> [What to work on] Copy out each line containing "Juno" from the entries below.

> [Task inputs]
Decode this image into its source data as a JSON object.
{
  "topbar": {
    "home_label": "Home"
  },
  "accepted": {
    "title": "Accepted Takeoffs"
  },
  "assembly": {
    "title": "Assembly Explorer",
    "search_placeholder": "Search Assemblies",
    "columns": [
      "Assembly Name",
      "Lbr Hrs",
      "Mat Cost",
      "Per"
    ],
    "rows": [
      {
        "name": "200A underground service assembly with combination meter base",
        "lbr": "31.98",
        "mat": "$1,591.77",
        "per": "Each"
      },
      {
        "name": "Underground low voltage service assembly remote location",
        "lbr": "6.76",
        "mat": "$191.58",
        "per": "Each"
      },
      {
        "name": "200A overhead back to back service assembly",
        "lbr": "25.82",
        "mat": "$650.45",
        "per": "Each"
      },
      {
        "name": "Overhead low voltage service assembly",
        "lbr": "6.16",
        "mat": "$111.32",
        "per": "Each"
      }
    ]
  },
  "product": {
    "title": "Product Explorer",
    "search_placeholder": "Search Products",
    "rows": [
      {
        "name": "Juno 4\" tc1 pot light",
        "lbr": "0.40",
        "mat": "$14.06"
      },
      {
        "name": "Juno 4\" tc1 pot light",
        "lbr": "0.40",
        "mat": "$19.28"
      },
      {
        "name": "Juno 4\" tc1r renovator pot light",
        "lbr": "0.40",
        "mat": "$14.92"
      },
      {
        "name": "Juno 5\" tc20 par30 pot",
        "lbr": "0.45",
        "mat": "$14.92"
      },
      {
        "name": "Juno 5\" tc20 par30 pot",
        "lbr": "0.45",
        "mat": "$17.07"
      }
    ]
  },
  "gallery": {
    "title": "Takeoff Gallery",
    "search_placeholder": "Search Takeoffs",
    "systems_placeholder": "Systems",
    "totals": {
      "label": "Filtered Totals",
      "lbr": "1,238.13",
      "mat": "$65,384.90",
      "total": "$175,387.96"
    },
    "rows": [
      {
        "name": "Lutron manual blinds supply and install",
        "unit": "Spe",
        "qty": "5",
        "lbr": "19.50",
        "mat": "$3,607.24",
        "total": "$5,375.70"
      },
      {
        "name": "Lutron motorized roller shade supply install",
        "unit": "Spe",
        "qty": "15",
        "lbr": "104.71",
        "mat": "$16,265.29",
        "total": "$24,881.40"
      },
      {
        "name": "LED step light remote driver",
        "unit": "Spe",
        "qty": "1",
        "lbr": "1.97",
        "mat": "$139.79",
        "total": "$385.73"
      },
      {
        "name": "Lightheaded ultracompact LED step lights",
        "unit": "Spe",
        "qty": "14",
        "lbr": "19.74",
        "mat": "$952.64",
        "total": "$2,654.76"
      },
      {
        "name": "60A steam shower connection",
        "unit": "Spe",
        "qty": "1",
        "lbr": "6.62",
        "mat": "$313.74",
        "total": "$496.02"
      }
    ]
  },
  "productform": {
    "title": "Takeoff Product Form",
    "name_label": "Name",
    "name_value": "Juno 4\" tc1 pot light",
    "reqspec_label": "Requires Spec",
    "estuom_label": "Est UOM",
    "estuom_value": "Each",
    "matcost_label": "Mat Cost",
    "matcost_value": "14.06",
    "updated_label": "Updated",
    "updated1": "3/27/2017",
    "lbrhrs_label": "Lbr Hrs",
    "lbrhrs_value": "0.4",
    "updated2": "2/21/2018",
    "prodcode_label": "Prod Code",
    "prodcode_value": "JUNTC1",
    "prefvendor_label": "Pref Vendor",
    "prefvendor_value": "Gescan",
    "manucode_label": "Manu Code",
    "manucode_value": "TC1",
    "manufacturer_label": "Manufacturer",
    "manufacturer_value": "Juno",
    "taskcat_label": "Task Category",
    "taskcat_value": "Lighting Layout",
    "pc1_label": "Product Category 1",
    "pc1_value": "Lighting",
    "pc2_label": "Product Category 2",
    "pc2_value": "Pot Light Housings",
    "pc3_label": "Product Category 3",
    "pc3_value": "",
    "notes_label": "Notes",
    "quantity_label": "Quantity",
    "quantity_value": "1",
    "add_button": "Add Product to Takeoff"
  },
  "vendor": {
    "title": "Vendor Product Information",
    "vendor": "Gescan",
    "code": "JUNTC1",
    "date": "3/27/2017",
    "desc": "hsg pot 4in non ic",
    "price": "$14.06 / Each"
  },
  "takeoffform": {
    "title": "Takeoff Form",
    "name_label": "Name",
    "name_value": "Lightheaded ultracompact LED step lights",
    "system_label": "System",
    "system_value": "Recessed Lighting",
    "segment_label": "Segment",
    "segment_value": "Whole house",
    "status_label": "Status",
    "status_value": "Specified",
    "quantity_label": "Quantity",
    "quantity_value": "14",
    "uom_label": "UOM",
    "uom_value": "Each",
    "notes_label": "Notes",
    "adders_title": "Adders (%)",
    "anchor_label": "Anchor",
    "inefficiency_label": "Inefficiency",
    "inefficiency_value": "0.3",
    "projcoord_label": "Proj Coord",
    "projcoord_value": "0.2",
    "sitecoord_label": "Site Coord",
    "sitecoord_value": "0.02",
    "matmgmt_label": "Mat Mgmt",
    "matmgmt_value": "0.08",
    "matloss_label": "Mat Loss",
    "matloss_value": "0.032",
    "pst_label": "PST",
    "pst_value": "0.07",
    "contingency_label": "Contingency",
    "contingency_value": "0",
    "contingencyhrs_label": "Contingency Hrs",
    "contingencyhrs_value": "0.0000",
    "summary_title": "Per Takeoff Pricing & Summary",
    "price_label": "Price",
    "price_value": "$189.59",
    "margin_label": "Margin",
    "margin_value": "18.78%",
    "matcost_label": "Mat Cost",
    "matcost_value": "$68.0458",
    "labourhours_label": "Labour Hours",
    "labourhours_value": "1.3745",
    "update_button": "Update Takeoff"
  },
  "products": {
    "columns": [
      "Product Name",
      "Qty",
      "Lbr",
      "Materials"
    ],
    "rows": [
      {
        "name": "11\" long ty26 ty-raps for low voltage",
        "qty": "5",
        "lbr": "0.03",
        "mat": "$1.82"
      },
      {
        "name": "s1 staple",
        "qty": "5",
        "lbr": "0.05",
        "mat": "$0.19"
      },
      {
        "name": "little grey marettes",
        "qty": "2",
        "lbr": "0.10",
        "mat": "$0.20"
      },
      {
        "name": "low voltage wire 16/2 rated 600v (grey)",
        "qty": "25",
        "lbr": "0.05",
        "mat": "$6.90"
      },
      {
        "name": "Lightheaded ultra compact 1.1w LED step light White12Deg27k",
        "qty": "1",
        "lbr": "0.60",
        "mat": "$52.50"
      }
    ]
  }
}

> [Exercise output]
        "name": "Juno 4\" tc1 pot light",
        "name": "Juno 4\" tc1 pot light",
        "name": "Juno 4\" tc1r renovator pot light",
        "name": "Juno 5\" tc20 par30 pot",
        "name": "Juno 5\" tc20 par30 pot",
    "name_value": "Juno 4\" tc1 pot light",
    "manufacturer_value": "Juno",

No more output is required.